_Extrait_:
On a souvent entendu que BBH75 était le premier album d’un certain rock en français. De mon opinion, cet album contient pourtant davantage des touches rock, des intuitions. Bientôt confirmées sur Irradié, le vrai album rock de Jacques HIGELIN. L’accueil se fait par un riff cinglant, du genre à sentir le cuir, le cambouis, la clope et autres. Une odeur qui ne disparaît pas de la première face, mais se fait plus discrète dans la seconde. Ambiance loubards de la fin des années 70. Du cuir, des jeans et des santiags, des heures à réparer les bécanes dans les garages. Ce sera une figure de cette époque, dans des versions exagérément sombres (Starmania) ou gentiment décalées (RENAUD). Ici, on a l’impression d’avoir à faire à la version originale, le premier modèle.

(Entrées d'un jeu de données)
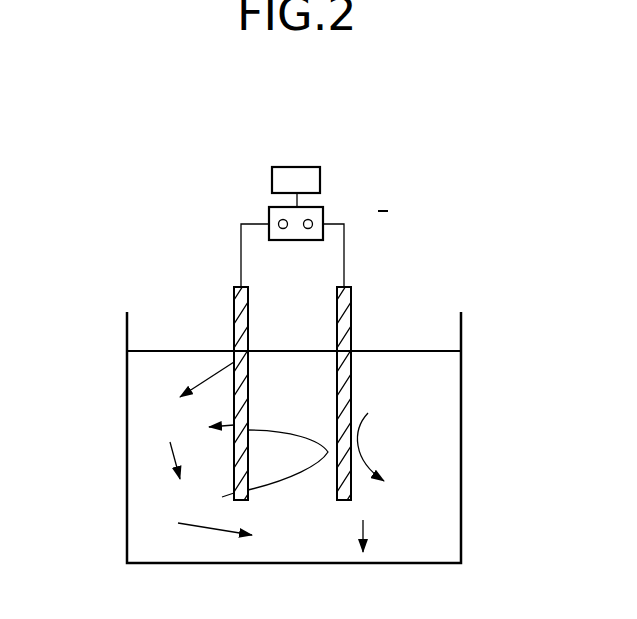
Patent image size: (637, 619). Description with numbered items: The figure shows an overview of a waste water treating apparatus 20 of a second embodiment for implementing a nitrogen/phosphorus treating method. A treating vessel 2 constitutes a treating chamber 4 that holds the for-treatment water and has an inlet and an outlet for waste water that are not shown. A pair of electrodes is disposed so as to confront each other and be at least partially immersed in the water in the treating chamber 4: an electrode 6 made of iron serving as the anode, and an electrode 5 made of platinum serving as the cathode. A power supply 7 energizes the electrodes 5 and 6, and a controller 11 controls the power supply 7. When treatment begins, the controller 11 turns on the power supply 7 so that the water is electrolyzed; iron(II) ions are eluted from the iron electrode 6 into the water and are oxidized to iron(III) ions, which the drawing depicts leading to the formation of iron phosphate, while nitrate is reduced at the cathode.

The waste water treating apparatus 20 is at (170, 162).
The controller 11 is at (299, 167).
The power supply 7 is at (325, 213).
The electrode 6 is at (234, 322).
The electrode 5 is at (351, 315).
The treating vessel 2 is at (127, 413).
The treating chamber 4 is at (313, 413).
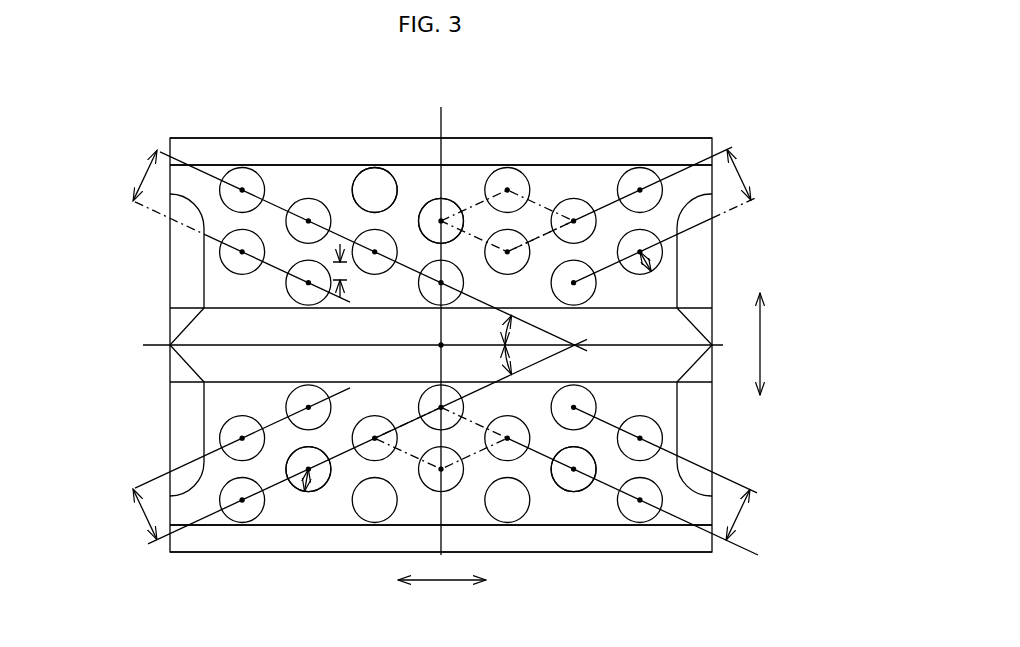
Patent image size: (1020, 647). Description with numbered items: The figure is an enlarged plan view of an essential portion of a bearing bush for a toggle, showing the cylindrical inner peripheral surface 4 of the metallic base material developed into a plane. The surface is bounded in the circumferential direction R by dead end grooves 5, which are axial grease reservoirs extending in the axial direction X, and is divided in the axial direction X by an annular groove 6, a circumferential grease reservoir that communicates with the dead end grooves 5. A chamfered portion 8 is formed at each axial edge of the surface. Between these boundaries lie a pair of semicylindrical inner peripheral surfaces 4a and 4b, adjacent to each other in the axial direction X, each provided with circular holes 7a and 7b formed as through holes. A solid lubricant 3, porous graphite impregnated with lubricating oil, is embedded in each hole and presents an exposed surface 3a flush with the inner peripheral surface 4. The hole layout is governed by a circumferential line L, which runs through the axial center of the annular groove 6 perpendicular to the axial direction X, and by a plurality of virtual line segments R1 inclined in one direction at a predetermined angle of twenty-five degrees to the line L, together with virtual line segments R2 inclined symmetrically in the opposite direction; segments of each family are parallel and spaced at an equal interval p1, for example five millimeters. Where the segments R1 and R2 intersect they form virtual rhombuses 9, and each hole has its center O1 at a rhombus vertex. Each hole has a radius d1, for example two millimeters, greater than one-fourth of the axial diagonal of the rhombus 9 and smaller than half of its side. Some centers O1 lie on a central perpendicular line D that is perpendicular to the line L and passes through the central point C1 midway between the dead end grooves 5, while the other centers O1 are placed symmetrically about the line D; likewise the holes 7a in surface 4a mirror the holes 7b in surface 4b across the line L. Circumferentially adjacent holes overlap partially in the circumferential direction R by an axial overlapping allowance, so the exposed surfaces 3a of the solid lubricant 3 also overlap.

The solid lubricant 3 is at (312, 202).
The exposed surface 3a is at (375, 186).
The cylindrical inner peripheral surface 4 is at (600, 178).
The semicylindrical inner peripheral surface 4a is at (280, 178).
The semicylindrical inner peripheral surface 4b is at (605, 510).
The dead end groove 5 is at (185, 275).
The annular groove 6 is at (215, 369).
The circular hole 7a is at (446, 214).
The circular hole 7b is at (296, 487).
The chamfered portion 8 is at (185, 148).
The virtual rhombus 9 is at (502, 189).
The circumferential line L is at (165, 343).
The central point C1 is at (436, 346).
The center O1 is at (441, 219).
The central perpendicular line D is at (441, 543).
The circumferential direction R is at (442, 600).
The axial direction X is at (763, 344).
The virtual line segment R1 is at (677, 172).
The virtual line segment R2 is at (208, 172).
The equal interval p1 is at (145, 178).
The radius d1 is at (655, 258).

_Consigne 1_:
Résume en deux phrases le texte sur l'album Irradié.
_Consigne 2_:
Recopie le texte sur l'album Irradié à partir de "On a souvent" jusqu'à "le premier modèle." inclus.
_Consigne 3_:
Poursuis le texte sur l'album Irradié après sa dernière phrase.

_Réponse 1_:
Le texte estime que BBH75 ne contient que des touches rock et que le vrai album rock de Jacques HIGELIN est Irradié, qui s'ouvre sur un riff cinglant sentant le cuir, le cambouis et la clope. Cet album baigne dans l'ambiance des loubards de la fin des années 70, figure reprise en plus sombre par Starmania ou en plus décalé par RENAUD, mais dont on croit ici tenir la version originale.

_Réponse 2_:
On a souvent entendu que BBH75 était le premier album d’un certain rock en français. De mon opinion, cet album contient pourtant davantage des touches rock, des intuitions. Bientôt confirmées sur Irradié, le vrai album rock de Jacques HIGELIN. L’accueil se fait par un riff cinglant, du genre à sentir le cuir, le cambouis, la clope et autres. Une odeur qui ne disparaît pas de la première face, mais se fait plus discrète dans la seconde. Ambiance loubards de la fin des années 70. Du cuir, des jeans et des santiags, des heures à réparer les bécanes dans les garages. Ce sera une figure de cette époque, dans des versions exagérément sombres (Starmania) ou gentiment décalées (RENAUD). Ici, on a l’impression d’avoir à faire à la version originale, le premier modèle.

_Réponse 3_:
C’est peut-être pour cela que certains disent d’HIGELIN qu’il fut le premier rocker tricolore. Disons qu’il fut en tous cas l’un des premiers à proposer autre chose qu’un réchauffé du rock fifties (ça c’est pour Johnny, le twist et le yéyé) et à prendre le genre au sérieux, contrairement à MARTIN CIRCUS ou AU BONHEUR DES DAMES pour citer les contemporains. Notamment en sortant des textes avec une vraie ambition poétique. « La fille au cœur d’acier » peut ainsi s’entendre à différents niveaux ; la mise en garde d’un pote à un autre contre une nana difficilement fréquentable ou bien, comme l’a pensée l’auteur, contre la tentation de la piquouse, trop présente à cette époque et dans ce milieu.

Rock aussi l’interprétation du chanteur qui fout une énergie de dingue dans tous ces titres. Joue et surjoue de sa voix enrouée, voire destroy par moments. A quelques exceptions près, il n’est pas question d’essayer de chanter ça comme lui. D’ailleurs, est-ce vraiment chantable ? C’est un style à lui seul qu’il saura par la suite largement épurer et amener dans d’autres registres.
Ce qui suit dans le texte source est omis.